## [SOURCE RECORDS]

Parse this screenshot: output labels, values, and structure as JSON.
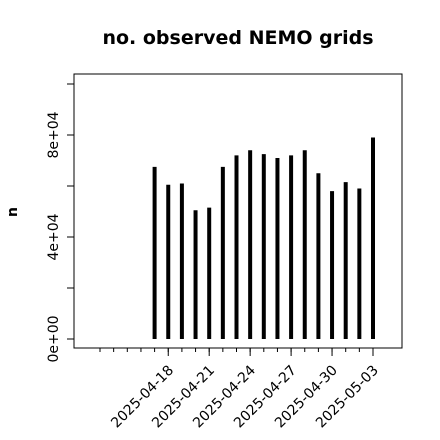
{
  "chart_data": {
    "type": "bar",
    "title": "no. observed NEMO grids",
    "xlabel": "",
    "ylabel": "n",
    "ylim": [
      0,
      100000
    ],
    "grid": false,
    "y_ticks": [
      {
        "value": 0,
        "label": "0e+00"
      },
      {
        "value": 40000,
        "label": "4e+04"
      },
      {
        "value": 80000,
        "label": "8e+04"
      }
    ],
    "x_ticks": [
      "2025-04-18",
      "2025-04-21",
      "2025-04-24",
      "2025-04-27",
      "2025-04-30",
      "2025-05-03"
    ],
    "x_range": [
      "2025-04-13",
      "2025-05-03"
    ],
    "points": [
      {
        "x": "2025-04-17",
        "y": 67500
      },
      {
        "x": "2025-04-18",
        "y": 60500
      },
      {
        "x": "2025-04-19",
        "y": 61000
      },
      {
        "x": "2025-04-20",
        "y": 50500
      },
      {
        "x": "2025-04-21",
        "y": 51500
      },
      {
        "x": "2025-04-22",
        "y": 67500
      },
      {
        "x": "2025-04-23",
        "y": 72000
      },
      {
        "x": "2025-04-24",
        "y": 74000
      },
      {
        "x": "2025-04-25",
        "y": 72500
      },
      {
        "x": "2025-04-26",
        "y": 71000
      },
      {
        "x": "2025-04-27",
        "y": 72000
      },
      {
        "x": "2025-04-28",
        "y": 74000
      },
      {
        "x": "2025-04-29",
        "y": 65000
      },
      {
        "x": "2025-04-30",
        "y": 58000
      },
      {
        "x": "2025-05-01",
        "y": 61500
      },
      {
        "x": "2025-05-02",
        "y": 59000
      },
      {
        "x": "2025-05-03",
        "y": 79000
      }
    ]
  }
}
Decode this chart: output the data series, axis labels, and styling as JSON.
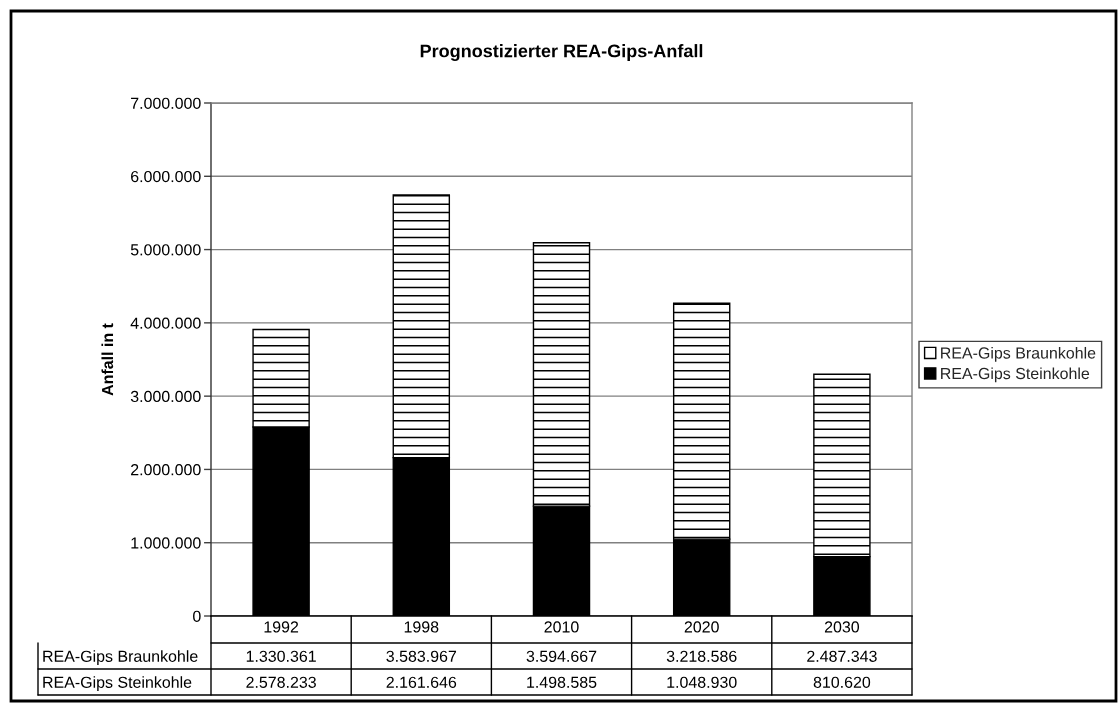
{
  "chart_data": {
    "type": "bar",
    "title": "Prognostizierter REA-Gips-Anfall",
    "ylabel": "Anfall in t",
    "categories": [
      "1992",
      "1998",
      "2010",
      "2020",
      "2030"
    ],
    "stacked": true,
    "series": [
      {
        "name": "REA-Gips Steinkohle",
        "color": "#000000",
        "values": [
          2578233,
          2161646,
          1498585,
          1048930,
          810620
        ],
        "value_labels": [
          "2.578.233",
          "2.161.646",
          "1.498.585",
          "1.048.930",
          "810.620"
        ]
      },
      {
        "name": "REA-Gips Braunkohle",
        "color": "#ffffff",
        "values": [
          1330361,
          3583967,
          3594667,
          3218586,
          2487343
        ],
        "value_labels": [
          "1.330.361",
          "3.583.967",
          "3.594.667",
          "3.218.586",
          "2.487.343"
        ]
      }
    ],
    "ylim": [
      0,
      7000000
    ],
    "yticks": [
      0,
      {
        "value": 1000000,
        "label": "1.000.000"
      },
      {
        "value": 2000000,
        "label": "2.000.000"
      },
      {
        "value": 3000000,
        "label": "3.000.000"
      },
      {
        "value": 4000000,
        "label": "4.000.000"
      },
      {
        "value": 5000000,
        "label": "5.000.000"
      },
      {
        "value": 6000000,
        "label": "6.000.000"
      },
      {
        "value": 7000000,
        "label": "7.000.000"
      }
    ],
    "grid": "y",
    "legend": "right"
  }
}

## [EXERCISE GOAL]
None of the pictures should appear; repeat the records exactly otherwise.

## [RIGHT ANSWER]
Parse this screenshot: output labels, values, and structure as JSON.
{
  "chart_data": {
    "type": "bar",
    "title": "no. observed NEMO grids",
    "xlabel": "",
    "ylabel": "n",
    "ylim": [
      0,
      100000
    ],
    "grid": false,
    "y_ticks": [
      {
        "value": 0,
        "label": "0e+00"
      },
      {
        "value": 40000,
        "label": "4e+04"
      },
      {
        "value": 80000,
        "label": "8e+04"
      }
    ],
    "x_ticks": [
      "2025-04-18",
      "2025-04-21",
      "2025-04-24",
      "2025-04-27",
      "2025-04-30",
      "2025-05-03"
    ],
    "x_range": [
      "2025-04-13",
      "2025-05-03"
    ],
    "points": [
      {
        "x": "2025-04-17",
        "y": 67500
      },
      {
        "x": "2025-04-18",
        "y": 60500
      },
      {
        "x": "2025-04-19",
        "y": 61000
      },
      {
        "x": "2025-04-20",
        "y": 50500
      },
      {
        "x": "2025-04-21",
        "y": 51500
      },
      {
        "x": "2025-04-22",
        "y": 67500
      },
      {
        "x": "2025-04-23",
        "y": 72000
      },
      {
        "x": "2025-04-24",
        "y": 74000
      },
      {
        "x": "2025-04-25",
        "y": 72500
      },
      {
        "x": "2025-04-26",
        "y": 71000
      },
      {
        "x": "2025-04-27",
        "y": 72000
      },
      {
        "x": "2025-04-28",
        "y": 74000
      },
      {
        "x": "2025-04-29",
        "y": 65000
      },
      {
        "x": "2025-04-30",
        "y": 58000
      },
      {
        "x": "2025-05-01",
        "y": 61500
      },
      {
        "x": "2025-05-02",
        "y": 59000
      },
      {
        "x": "2025-05-03",
        "y": 79000
      }
    ]
  }
}
Decode this chart: output the data series, axis labels, and styling as JSON.
{
  "chart_data": {
    "type": "bar",
    "title": "Prognostizierter REA-Gips-Anfall",
    "ylabel": "Anfall in t",
    "categories": [
      "1992",
      "1998",
      "2010",
      "2020",
      "2030"
    ],
    "stacked": true,
    "series": [
      {
        "name": "REA-Gips Steinkohle",
        "color": "#000000",
        "values": [
          2578233,
          2161646,
          1498585,
          1048930,
          810620
        ],
        "value_labels": [
          "2.578.233",
          "2.161.646",
          "1.498.585",
          "1.048.930",
          "810.620"
        ]
      },
      {
        "name": "REA-Gips Braunkohle",
        "color": "#ffffff",
        "values": [
          1330361,
          3583967,
          3594667,
          3218586,
          2487343
        ],
        "value_labels": [
          "1.330.361",
          "3.583.967",
          "3.594.667",
          "3.218.586",
          "2.487.343"
        ]
      }
    ],
    "ylim": [
      0,
      7000000
    ],
    "yticks": [
      0,
      {
        "value": 1000000,
        "label": "1.000.000"
      },
      {
        "value": 2000000,
        "label": "2.000.000"
      },
      {
        "value": 3000000,
        "label": "3.000.000"
      },
      {
        "value": 4000000,
        "label": "4.000.000"
      },
      {
        "value": 5000000,
        "label": "5.000.000"
      },
      {
        "value": 6000000,
        "label": "6.000.000"
      },
      {
        "value": 7000000,
        "label": "7.000.000"
      }
    ],
    "grid": "y",
    "legend": "right"
  }
}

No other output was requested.